* [THE PROBLEM]
Quote the records beneath, complete and exact. Leave out images.

==========

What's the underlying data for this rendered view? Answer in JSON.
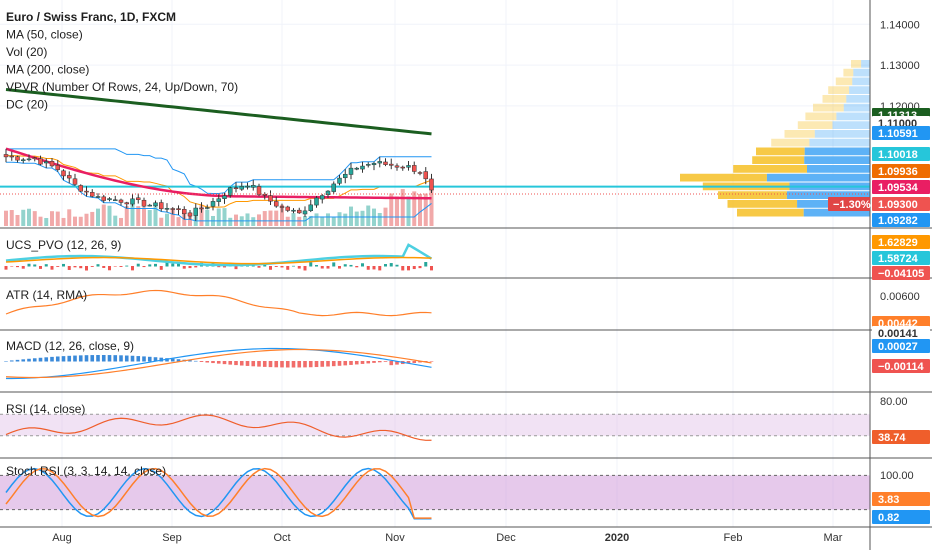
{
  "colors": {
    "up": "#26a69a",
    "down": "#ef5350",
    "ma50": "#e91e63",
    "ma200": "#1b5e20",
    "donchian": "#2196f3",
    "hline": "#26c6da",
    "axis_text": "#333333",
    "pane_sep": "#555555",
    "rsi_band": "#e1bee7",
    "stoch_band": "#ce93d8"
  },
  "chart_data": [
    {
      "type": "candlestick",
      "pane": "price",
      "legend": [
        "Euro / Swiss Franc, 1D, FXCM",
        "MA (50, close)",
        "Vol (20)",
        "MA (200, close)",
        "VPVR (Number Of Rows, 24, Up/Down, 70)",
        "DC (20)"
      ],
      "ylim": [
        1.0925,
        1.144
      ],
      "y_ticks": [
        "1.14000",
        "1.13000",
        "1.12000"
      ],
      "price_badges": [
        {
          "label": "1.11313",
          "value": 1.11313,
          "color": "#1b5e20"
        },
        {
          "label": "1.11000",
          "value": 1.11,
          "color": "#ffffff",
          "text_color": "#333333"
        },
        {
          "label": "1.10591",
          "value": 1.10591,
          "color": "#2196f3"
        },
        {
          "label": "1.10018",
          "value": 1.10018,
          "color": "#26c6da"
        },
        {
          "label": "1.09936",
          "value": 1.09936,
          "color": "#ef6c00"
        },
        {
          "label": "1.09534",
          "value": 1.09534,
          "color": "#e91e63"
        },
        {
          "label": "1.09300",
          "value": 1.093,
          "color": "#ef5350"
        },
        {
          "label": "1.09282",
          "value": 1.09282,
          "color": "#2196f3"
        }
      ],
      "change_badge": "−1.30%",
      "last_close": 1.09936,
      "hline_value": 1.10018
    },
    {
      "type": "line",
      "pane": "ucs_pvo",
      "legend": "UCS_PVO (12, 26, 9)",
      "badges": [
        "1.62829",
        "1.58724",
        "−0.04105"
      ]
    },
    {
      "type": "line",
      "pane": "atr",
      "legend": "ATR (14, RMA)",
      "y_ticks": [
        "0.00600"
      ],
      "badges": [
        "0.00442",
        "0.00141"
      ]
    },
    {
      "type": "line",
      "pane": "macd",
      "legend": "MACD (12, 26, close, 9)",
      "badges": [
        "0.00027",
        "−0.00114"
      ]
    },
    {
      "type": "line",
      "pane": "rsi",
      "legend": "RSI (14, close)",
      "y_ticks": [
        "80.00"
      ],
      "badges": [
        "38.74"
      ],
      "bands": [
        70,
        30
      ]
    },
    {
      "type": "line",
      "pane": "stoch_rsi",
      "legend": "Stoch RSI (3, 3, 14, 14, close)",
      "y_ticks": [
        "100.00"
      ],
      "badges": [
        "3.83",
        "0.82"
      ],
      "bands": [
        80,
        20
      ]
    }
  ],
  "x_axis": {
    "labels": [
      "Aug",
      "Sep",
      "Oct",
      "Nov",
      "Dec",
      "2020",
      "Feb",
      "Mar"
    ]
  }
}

==========

* [TASK RESULT]
What's the underlying data for this rendered view? Answer in JSON.
{
  "colors": {
    "up": "#26a69a",
    "down": "#ef5350",
    "ma50": "#e91e63",
    "ma200": "#1b5e20",
    "donchian": "#2196f3",
    "hline": "#26c6da",
    "axis_text": "#333333",
    "pane_sep": "#555555",
    "rsi_band": "#e1bee7",
    "stoch_band": "#ce93d8"
  },
  "chart_data": [
    {
      "type": "candlestick",
      "pane": "price",
      "legend": [
        "Euro / Swiss Franc, 1D, FXCM",
        "MA (50, close)",
        "Vol (20)",
        "MA (200, close)",
        "VPVR (Number Of Rows, 24, Up/Down, 70)",
        "DC (20)"
      ],
      "ylim": [
        1.0925,
        1.144
      ],
      "y_ticks": [
        "1.14000",
        "1.13000",
        "1.12000"
      ],
      "price_badges": [
        {
          "label": "1.11313",
          "value": 1.11313,
          "color": "#1b5e20"
        },
        {
          "label": "1.11000",
          "value": 1.11,
          "color": "#ffffff",
          "text_color": "#333333"
        },
        {
          "label": "1.10591",
          "value": 1.10591,
          "color": "#2196f3"
        },
        {
          "label": "1.10018",
          "value": 1.10018,
          "color": "#26c6da"
        },
        {
          "label": "1.09936",
          "value": 1.09936,
          "color": "#ef6c00"
        },
        {
          "label": "1.09534",
          "value": 1.09534,
          "color": "#e91e63"
        },
        {
          "label": "1.09300",
          "value": 1.093,
          "color": "#ef5350"
        },
        {
          "label": "1.09282",
          "value": 1.09282,
          "color": "#2196f3"
        }
      ],
      "change_badge": "−1.30%",
      "last_close": 1.09936,
      "hline_value": 1.10018
    },
    {
      "type": "line",
      "pane": "ucs_pvo",
      "legend": "UCS_PVO (12, 26, 9)",
      "badges": [
        "1.62829",
        "1.58724",
        "−0.04105"
      ]
    },
    {
      "type": "line",
      "pane": "atr",
      "legend": "ATR (14, RMA)",
      "y_ticks": [
        "0.00600"
      ],
      "badges": [
        "0.00442",
        "0.00141"
      ]
    },
    {
      "type": "line",
      "pane": "macd",
      "legend": "MACD (12, 26, close, 9)",
      "badges": [
        "0.00027",
        "−0.00114"
      ]
    },
    {
      "type": "line",
      "pane": "rsi",
      "legend": "RSI (14, close)",
      "y_ticks": [
        "80.00"
      ],
      "badges": [
        "38.74"
      ],
      "bands": [
        70,
        30
      ]
    },
    {
      "type": "line",
      "pane": "stoch_rsi",
      "legend": "Stoch RSI (3, 3, 14, 14, close)",
      "y_ticks": [
        "100.00"
      ],
      "badges": [
        "3.83",
        "0.82"
      ],
      "bands": [
        80,
        20
      ]
    }
  ],
  "x_axis": {
    "labels": [
      "Aug",
      "Sep",
      "Oct",
      "Nov",
      "Dec",
      "2020",
      "Feb",
      "Mar"
    ]
  }
}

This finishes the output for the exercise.